— AIM OF THE TASK —
Look through the listing for the word "الدين". Copy each line that has it.

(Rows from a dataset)
• • • •

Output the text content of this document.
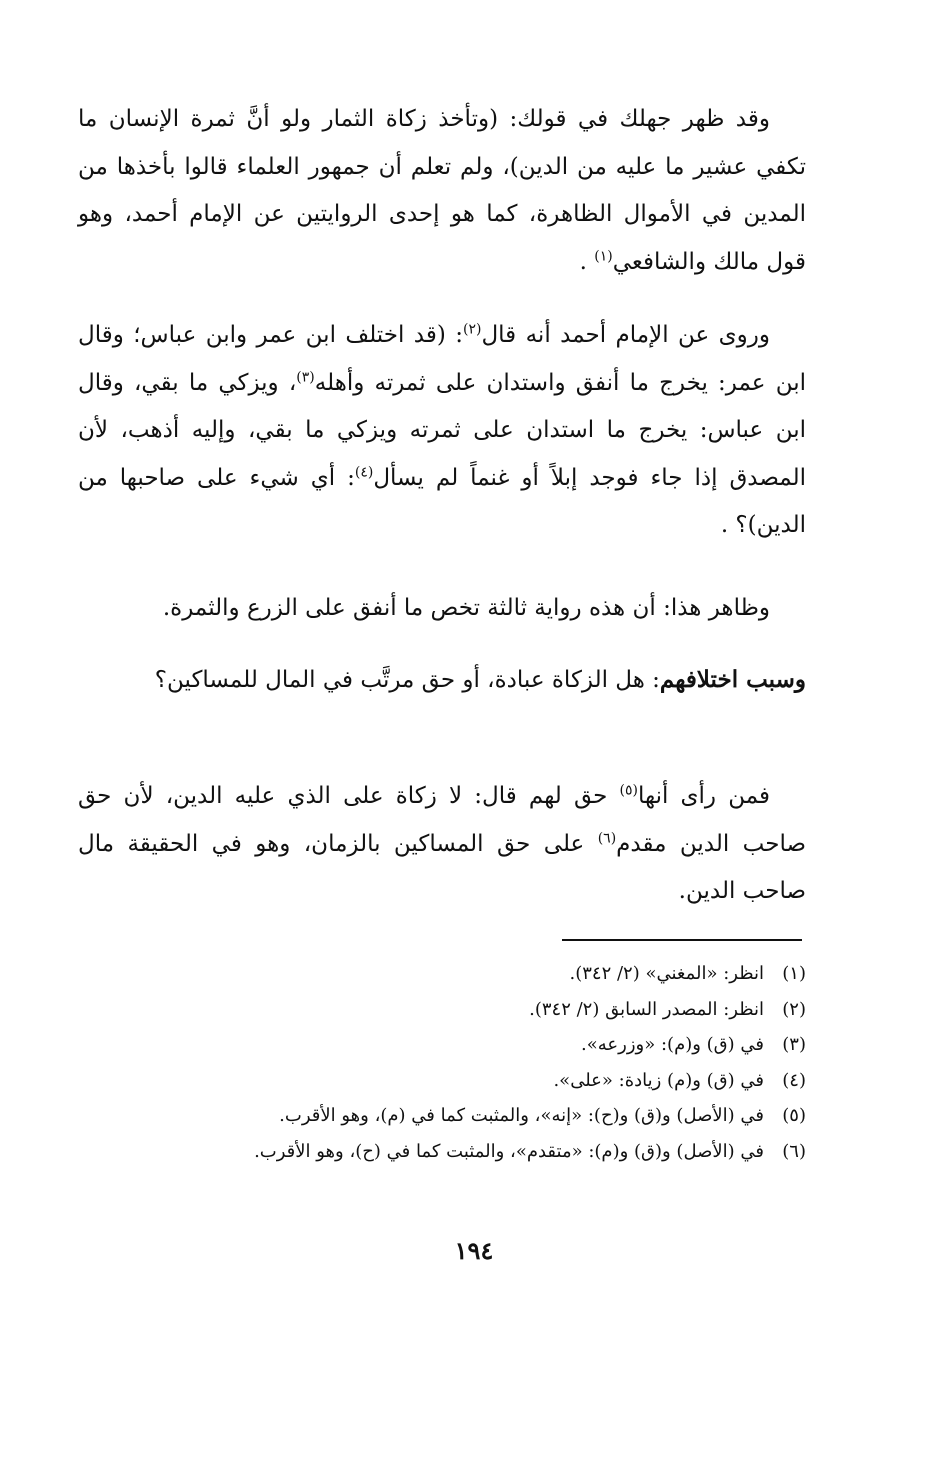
وقد ظهر جهلك في قولك: (وتأخذ زكاة الثمار ولو أنَّ ثمرة الإنسان ما تكفي عشير ما عليه من الدين)، ولم تعلم أن جمهور العلماء قالوا بأخذها من المدين في الأموال الظاهرة، كما هو إحدى الروايتين عن الإمام أحمد، وهو قول مالك والشافعي$^{(١)}$ .

وروى عن الإمام أحمد أنه قال$^{(٢)}$: (قد اختلف ابن عمر وابن عباس؛ وقال ابن عمر: يخرج ما أنفق واستدان على ثمرته وأهله$^{(٣)}$، ويزكي ما بقي، وقال ابن عباس: يخرج ما استدان على ثمرته ويزكي ما بقي، وإليه أذهب، لأن المصدق إذا جاء فوجد إبلاً أو غنماً لم يسأل$^{(٤)}$: أي شيء على صاحبها من الدين)؟ .

وظاهر هذا: أن هذه رواية ثالثة تخص ما أنفق على الزرع والثمرة.

وسبب اختلافهم: هل الزكاة عبادة، أو حق مرتَّب في المال للمساكين؟

فمن رأى أنها$^{(٥)}$ حق لهم قال: لا زكاة على الذي عليه الدين، لأن حق صاحب الدين مقدم$^{(٦)}$ على حق المساكين بالزمان، وهو في الحقيقة مال صاحب الدين.

(١)انظر: «المغني» (٢/ ٣٤٢).
(٢)انظر: المصدر السابق (٢/ ٣٤٢).
(٣)في (ق) و(م): «وزرعه».
(٤)في (ق) و(م) زيادة: «على».
(٥)في (الأصل) و(ق) و(ح): «إنه»، والمثبت كما في (م)، وهو الأقرب.
(٦)في (الأصل) و(ق) و(م): «متقدم»، والمثبت كما في (ح)، وهو الأقرب.
١٩٤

• • • •

— TASK RESPONSE —
وقد ظهر جهلك في قولك: (وتأخذ زكاة الثمار ولو أنَّ ثمرة الإنسان ما تكفي عشير ما عليه من الدين)، ولم تعلم أن جمهور العلماء قالوا بأخذها من المدين في الأموال الظاهرة، كما هو إحدى الروايتين عن الإمام أحمد، وهو قول مالك والشافعي$^{(١)}$ .
وروى عن الإمام أحمد أنه قال$^{(٢)}$: (قد اختلف ابن عمر وابن عباس؛ وقال ابن عمر: يخرج ما أنفق واستدان على ثمرته وأهله$^{(٣)}$، ويزكي ما بقي، وقال ابن عباس: يخرج ما استدان على ثمرته ويزكي ما بقي، وإليه أذهب، لأن المصدق إذا جاء فوجد إبلاً أو غنماً لم يسأل$^{(٤)}$: أي شيء على صاحبها من الدين)؟ .
فمن رأى أنها$^{(٥)}$ حق لهم قال: لا زكاة على الذي عليه الدين، لأن حق صاحب الدين مقدم$^{(٦)}$ على حق المساكين بالزمان، وهو في الحقيقة مال صاحب الدين.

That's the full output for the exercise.